** Aim **
Will you output all of the data below exactly, omitting the images?

** Data entries **
******************************

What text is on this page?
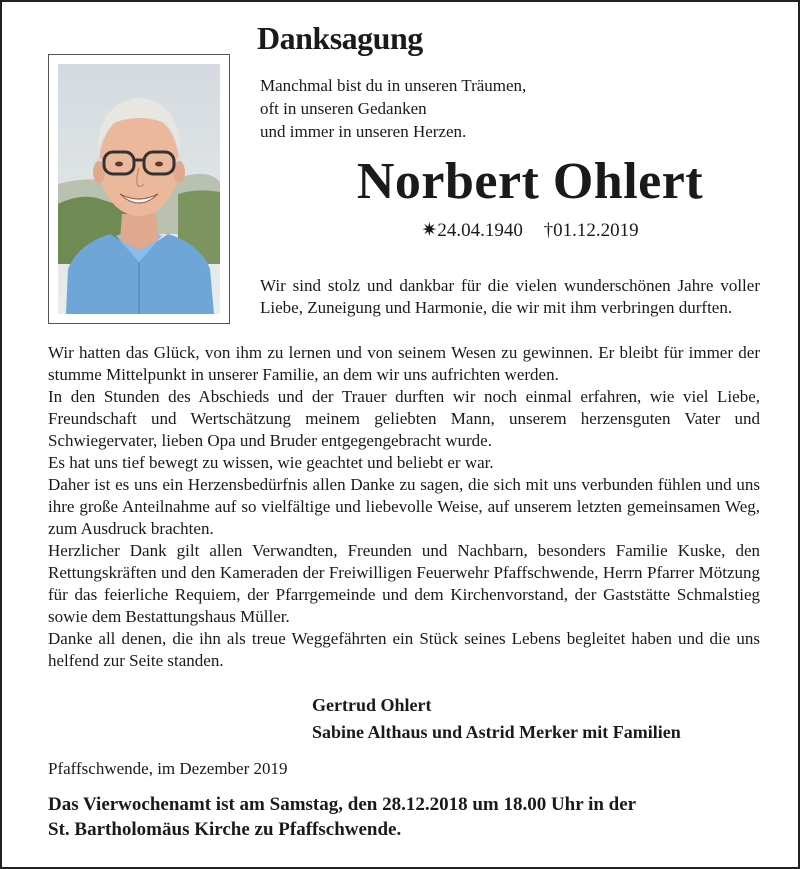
Danksagung
Manchmal bist du in unseren Träumen,
oft in unseren Gedanken
und immer in unseren Herzen.
Norbert Ohlert
✷24.04.1940 †01.12.2019
Wir sind stolz und dankbar für die vielen wunderschönen Jahre voller Liebe, Zuneigung und Harmonie, die wir mit ihm verbringen durften.

Wir hatten das Glück, von ihm zu lernen und von seinem Wesen zu gewinnen. Er bleibt für immer der stumme Mittelpunkt in unserer Familie, an dem wir uns aufrichten werden.

In den Stunden des Abschieds und der Trauer durften wir noch einmal erfahren, wie viel Liebe, Freundschaft und Wertschätzung meinem geliebten Mann, unserem herzensguten Vater und Schwiegervater, lieben Opa und Bruder entgegengebracht wurde.

Es hat uns tief bewegt zu wissen, wie geachtet und beliebt er war.

Daher ist es uns ein Herzensbedürfnis allen Danke zu sagen, die sich mit uns verbunden fühlen und uns ihre große Anteilnahme auf so vielfältige und liebevolle Weise, auf unserem letzten gemeinsamen Weg, zum Ausdruck brachten.

Herzlicher Dank gilt allen Verwandten, Freunden und Nachbarn, besonders Familie Kuske, den Rettungskräften und den Kameraden der Freiwilligen Feuerwehr Pfaffschwende, Herrn Pfarrer Mötzung für das feierliche Requiem, der Pfarrgemeinde und dem Kirchenvorstand, der Gaststätte Schmalstieg sowie dem Bestattungshaus Müller.

Danke all denen, die ihn als treue Weggefährten ein Stück seines Lebens begleitet haben und die uns helfend zur Seite standen.

Gertrud Ohlert
Sabine Althaus und Astrid Merker mit Familien
Pfaffschwende, im Dezember 2019
Das Vierwochenamt ist am Samstag, den 28.12.2018 um 18.00 Uhr in der
St. Bartholomäus Kirche zu Pfaffschwende.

******************************

** Response to this exercise **
What text is on this page?
Danksagung
Manchmal bist du in unseren Träumen,
oft in unseren Gedanken
und immer in unseren Herzen.
Norbert Ohlert
✷24.04.1940 †01.12.2019
Wir sind stolz und dankbar für die vielen wunderschönen Jahre voller Liebe, Zuneigung und Harmonie, die wir mit ihm verbringen durften.

Wir hatten das Glück, von ihm zu lernen und von seinem Wesen zu gewinnen. Er bleibt für immer der stumme Mittelpunkt in unserer Familie, an dem wir uns aufrichten werden.

In den Stunden des Abschieds und der Trauer durften wir noch einmal erfahren, wie viel Liebe, Freundschaft und Wertschätzung meinem geliebten Mann, unserem herzensguten Vater und Schwiegervater, lieben Opa und Bruder entgegengebracht wurde.

Es hat uns tief bewegt zu wissen, wie geachtet und beliebt er war.

Daher ist es uns ein Herzensbedürfnis allen Danke zu sagen, die sich mit uns verbunden fühlen und uns ihre große Anteilnahme auf so vielfältige und liebevolle Weise, auf unserem letzten gemeinsamen Weg, zum Ausdruck brachten.

Herzlicher Dank gilt allen Verwandten, Freunden und Nachbarn, besonders Familie Kuske, den Rettungskräften und den Kameraden der Freiwilligen Feuerwehr Pfaffschwende, Herrn Pfarrer Mötzung für das feierliche Requiem, der Pfarrgemeinde und dem Kirchenvorstand, der Gaststätte Schmalstieg sowie dem Bestattungshaus Müller.

Danke all denen, die ihn als treue Weggefährten ein Stück seines Lebens begleitet haben und die uns helfend zur Seite standen.

Gertrud Ohlert
Sabine Althaus und Astrid Merker mit Familien
Pfaffschwende, im Dezember 2019
Das Vierwochenamt ist am Samstag, den 28.12.2018 um 18.00 Uhr in der
St. Bartholomäus Kirche zu Pfaffschwende.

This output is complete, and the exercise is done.